Written request. In the material below, identify each line bearing the word "email". Reproduce those lines.

## START Given data

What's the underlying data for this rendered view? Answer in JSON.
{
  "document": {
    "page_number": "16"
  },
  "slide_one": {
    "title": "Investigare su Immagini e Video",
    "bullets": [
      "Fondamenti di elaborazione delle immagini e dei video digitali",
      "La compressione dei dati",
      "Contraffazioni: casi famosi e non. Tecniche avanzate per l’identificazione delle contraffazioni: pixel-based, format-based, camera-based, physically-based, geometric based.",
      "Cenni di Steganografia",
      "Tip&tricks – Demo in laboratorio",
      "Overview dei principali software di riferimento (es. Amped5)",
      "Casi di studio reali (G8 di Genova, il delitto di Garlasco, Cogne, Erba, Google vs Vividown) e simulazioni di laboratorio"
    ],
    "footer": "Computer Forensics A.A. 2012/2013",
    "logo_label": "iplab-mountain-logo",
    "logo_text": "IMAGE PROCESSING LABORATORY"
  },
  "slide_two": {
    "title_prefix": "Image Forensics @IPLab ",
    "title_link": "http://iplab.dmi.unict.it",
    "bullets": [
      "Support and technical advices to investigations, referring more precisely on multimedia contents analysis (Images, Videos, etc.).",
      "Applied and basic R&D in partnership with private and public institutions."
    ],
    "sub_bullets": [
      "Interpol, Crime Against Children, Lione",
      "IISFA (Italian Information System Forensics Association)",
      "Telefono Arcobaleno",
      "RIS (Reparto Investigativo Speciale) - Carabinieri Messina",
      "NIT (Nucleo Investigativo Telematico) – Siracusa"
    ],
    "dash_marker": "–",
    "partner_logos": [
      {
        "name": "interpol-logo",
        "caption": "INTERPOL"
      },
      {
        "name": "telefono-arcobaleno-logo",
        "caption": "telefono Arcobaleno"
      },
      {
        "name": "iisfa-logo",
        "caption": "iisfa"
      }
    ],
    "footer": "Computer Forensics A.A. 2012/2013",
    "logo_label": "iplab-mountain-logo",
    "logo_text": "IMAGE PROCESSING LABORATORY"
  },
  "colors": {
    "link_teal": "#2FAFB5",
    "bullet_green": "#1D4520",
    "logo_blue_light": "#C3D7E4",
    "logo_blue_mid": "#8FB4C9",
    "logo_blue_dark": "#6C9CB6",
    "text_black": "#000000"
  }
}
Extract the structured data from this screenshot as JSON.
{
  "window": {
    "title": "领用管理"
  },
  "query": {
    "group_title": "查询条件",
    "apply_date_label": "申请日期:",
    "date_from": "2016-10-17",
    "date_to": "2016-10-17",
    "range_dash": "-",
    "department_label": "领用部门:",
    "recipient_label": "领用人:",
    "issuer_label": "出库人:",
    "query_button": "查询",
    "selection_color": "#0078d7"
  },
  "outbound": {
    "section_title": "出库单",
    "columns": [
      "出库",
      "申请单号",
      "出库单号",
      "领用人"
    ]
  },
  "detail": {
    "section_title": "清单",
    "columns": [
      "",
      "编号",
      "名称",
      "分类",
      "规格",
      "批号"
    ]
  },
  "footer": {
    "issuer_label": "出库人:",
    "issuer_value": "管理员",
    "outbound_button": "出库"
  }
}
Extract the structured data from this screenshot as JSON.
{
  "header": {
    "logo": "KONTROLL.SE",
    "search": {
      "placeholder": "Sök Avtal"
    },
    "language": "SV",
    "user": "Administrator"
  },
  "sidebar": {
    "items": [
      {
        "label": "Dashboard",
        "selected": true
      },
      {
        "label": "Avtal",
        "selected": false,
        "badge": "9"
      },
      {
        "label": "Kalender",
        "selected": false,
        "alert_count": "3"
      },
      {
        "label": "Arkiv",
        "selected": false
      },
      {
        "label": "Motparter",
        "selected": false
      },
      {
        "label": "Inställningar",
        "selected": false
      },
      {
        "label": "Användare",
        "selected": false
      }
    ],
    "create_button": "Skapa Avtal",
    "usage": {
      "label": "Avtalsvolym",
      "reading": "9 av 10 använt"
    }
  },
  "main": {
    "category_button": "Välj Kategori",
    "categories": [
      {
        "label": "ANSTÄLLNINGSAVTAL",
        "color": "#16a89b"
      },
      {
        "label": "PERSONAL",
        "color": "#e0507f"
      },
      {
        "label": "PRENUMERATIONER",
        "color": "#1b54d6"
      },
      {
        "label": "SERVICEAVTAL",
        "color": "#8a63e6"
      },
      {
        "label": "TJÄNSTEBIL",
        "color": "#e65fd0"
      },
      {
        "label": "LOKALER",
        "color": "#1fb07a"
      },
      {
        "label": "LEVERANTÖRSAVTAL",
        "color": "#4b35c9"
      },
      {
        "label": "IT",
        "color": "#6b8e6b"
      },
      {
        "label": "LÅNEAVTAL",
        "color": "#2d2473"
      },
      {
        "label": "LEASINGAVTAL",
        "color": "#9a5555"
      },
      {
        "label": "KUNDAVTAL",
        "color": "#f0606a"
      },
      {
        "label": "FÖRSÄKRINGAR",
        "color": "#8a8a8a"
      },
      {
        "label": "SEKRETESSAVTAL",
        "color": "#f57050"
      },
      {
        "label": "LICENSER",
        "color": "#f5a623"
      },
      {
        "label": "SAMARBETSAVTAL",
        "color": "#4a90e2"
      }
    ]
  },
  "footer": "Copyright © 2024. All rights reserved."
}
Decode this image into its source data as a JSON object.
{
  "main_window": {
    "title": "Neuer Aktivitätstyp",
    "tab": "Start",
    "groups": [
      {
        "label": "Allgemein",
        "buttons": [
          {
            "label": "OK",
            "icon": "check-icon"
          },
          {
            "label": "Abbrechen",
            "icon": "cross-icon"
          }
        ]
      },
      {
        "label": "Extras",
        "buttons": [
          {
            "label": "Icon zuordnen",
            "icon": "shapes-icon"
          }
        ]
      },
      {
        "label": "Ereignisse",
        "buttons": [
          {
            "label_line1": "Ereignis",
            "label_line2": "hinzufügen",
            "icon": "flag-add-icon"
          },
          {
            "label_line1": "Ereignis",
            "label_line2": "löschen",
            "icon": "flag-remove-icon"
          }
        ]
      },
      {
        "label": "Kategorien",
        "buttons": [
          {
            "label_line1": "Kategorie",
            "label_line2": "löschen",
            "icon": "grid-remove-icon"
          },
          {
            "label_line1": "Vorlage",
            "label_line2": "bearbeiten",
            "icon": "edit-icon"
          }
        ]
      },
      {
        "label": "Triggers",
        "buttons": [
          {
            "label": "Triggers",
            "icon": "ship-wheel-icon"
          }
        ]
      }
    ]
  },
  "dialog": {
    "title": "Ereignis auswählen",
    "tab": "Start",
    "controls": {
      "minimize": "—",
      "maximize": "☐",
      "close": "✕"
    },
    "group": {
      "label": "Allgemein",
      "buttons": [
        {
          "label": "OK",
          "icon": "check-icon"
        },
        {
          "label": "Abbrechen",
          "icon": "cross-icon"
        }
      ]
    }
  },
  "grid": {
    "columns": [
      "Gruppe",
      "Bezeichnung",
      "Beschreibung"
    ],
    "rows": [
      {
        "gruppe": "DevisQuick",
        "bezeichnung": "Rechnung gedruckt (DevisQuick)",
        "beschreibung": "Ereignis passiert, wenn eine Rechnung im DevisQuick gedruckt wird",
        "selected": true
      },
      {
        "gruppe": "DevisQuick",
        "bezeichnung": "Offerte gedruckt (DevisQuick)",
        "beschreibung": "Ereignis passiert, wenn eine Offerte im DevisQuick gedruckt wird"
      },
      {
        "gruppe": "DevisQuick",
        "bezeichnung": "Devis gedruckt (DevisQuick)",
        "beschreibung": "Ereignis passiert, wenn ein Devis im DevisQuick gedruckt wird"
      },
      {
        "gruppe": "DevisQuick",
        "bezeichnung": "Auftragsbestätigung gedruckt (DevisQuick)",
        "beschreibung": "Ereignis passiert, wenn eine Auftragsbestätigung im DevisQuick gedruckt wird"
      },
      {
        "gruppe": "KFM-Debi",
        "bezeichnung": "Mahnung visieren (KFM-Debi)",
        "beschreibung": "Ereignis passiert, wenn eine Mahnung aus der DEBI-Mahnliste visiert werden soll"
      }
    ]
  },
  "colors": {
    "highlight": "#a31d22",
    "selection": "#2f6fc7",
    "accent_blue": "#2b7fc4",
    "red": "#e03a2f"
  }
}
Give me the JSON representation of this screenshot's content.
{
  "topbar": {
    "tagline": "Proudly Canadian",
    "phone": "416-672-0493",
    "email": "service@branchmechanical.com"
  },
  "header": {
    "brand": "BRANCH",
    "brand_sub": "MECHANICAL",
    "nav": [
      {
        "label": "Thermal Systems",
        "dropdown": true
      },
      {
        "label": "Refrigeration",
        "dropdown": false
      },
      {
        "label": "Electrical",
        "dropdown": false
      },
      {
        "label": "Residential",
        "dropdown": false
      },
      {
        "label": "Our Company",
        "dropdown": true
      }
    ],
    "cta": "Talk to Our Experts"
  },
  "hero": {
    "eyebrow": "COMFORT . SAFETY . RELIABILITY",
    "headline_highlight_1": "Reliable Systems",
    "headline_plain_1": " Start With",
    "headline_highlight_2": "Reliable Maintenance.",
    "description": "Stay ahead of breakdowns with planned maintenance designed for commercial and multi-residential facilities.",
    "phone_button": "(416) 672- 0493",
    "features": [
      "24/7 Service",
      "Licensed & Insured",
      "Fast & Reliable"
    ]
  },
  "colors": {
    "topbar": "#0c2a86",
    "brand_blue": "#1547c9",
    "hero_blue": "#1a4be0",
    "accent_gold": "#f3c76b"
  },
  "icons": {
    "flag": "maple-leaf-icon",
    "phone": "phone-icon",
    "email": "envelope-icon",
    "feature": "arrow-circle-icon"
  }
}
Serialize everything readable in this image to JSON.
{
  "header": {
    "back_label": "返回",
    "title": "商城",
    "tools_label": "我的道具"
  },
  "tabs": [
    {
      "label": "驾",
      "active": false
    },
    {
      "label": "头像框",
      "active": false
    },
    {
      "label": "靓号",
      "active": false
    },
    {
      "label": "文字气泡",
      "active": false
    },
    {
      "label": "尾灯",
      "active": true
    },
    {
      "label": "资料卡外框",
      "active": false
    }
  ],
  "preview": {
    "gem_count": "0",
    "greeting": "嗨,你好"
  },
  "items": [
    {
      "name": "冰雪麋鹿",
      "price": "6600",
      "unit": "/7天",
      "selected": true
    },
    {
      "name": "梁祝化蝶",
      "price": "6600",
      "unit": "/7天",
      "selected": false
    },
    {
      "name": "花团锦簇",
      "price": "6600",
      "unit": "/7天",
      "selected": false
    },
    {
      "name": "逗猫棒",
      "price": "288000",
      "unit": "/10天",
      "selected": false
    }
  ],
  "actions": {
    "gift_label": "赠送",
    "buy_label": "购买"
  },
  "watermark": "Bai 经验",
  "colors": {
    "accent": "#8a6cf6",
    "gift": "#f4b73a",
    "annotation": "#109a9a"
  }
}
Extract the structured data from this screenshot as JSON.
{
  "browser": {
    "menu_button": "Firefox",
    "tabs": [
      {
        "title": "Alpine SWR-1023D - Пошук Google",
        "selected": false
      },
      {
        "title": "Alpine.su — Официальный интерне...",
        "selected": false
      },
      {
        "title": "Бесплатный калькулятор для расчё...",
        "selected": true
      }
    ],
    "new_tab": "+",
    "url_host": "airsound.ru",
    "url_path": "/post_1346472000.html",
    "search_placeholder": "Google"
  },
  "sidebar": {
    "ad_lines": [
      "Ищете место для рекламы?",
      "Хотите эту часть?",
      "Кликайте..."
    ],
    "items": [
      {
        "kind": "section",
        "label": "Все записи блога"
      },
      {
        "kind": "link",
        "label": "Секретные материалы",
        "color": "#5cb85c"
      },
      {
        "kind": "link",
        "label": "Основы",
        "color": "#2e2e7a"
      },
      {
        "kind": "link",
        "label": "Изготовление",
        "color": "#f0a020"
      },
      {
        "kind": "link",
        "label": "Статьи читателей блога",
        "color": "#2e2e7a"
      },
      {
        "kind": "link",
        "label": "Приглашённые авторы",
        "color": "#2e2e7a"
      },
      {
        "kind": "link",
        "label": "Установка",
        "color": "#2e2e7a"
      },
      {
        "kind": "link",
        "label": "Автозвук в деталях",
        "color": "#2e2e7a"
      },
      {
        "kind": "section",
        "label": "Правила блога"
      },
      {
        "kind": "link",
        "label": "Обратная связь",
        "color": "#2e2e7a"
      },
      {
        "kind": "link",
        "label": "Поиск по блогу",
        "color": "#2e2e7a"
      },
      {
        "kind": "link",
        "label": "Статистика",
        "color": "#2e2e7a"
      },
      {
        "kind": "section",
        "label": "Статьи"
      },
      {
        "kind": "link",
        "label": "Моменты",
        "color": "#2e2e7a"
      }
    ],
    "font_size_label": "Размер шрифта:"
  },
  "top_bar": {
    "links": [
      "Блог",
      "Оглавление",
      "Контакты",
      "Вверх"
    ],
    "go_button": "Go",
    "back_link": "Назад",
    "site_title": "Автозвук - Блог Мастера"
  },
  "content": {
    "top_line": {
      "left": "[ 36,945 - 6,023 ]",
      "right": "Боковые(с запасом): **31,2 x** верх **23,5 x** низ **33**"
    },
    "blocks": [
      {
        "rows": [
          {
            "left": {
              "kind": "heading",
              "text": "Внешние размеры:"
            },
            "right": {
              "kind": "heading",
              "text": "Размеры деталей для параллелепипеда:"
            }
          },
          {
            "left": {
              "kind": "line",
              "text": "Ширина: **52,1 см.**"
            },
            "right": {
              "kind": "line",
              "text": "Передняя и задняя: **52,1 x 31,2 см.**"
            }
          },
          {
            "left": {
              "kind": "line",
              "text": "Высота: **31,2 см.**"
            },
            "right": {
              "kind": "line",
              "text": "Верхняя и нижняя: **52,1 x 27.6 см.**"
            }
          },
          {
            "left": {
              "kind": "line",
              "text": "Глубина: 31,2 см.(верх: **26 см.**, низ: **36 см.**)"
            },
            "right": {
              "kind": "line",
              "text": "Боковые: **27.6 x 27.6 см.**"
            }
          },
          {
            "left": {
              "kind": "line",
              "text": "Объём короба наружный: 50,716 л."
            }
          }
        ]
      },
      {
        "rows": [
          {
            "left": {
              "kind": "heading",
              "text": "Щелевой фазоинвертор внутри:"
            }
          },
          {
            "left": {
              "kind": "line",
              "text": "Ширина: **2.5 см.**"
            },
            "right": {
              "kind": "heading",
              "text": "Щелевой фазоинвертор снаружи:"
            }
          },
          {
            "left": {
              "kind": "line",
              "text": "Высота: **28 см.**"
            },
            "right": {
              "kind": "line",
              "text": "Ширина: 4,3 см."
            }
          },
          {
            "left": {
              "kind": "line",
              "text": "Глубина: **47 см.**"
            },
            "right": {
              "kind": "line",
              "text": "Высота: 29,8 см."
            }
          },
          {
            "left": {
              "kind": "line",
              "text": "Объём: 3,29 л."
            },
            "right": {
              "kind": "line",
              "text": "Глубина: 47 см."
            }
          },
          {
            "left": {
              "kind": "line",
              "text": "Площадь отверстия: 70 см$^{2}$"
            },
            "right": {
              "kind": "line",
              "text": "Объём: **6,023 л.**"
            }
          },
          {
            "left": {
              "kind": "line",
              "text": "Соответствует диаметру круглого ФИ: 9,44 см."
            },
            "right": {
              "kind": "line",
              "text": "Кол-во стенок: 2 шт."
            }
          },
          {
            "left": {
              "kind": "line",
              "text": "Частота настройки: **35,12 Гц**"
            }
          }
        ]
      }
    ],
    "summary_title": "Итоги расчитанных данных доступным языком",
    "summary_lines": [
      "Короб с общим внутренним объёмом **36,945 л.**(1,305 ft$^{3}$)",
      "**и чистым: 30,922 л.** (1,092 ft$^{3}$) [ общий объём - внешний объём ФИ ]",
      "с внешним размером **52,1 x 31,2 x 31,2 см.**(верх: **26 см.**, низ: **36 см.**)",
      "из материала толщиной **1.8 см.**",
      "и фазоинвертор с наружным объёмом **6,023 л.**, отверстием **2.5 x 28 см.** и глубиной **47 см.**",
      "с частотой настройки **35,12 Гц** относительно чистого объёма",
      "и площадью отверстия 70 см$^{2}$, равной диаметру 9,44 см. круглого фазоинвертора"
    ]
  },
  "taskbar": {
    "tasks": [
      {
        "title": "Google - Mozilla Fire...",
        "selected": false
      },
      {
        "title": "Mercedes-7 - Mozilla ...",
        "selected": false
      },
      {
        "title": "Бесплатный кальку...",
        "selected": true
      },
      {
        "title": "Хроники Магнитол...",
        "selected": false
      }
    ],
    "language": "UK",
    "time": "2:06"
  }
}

## END Given data

Complete answer.
    "email": "service@branchmechanical.com"
    "email": "envelope-icon",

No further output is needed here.